» **Set task**: Without including any pictures, write out all the entries exactly.

» **Data shown**:
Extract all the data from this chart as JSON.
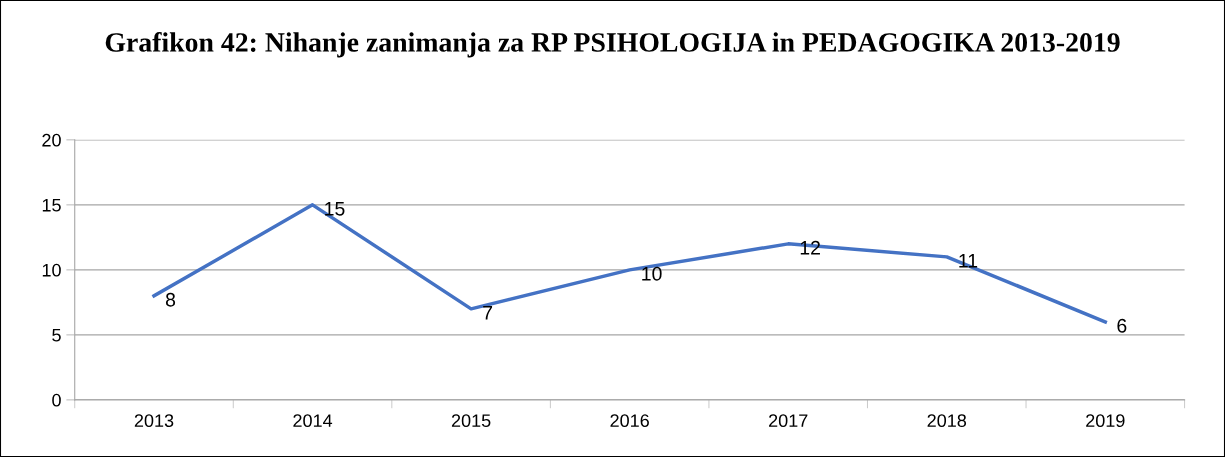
{
  "chart_data": {
    "type": "line",
    "title": "Grafikon 42: Nihanje zanimanja za RP PSIHOLOGIJA in PEDAGOGIKA 2013-2019",
    "categories": [
      "2013",
      "2014",
      "2015",
      "2016",
      "2017",
      "2018",
      "2019"
    ],
    "series": [
      {
        "color": "#4472c4",
        "values": [
          8,
          15,
          7,
          10,
          12,
          11,
          6
        ]
      }
    ],
    "ylim": [
      0,
      20
    ],
    "yticks": [
      0,
      5,
      10,
      15,
      20
    ],
    "grid": "y",
    "data_labels": true,
    "marker": "none",
    "line_style": "solid",
    "legend": false
  }
}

» **Result of this task**:
Extract all the data from this chart as JSON.
{
  "chart_data": {
    "type": "line",
    "title": "Grafikon 42: Nihanje zanimanja za RP PSIHOLOGIJA in PEDAGOGIKA 2013-2019",
    "categories": [
      "2013",
      "2014",
      "2015",
      "2016",
      "2017",
      "2018",
      "2019"
    ],
    "series": [
      {
        "color": "#4472c4",
        "values": [
          8,
          15,
          7,
          10,
          12,
          11,
          6
        ]
      }
    ],
    "ylim": [
      0,
      20
    ],
    "yticks": [
      0,
      5,
      10,
      15,
      20
    ],
    "grid": "y",
    "data_labels": true,
    "marker": "none",
    "line_style": "solid",
    "legend": false
  }
}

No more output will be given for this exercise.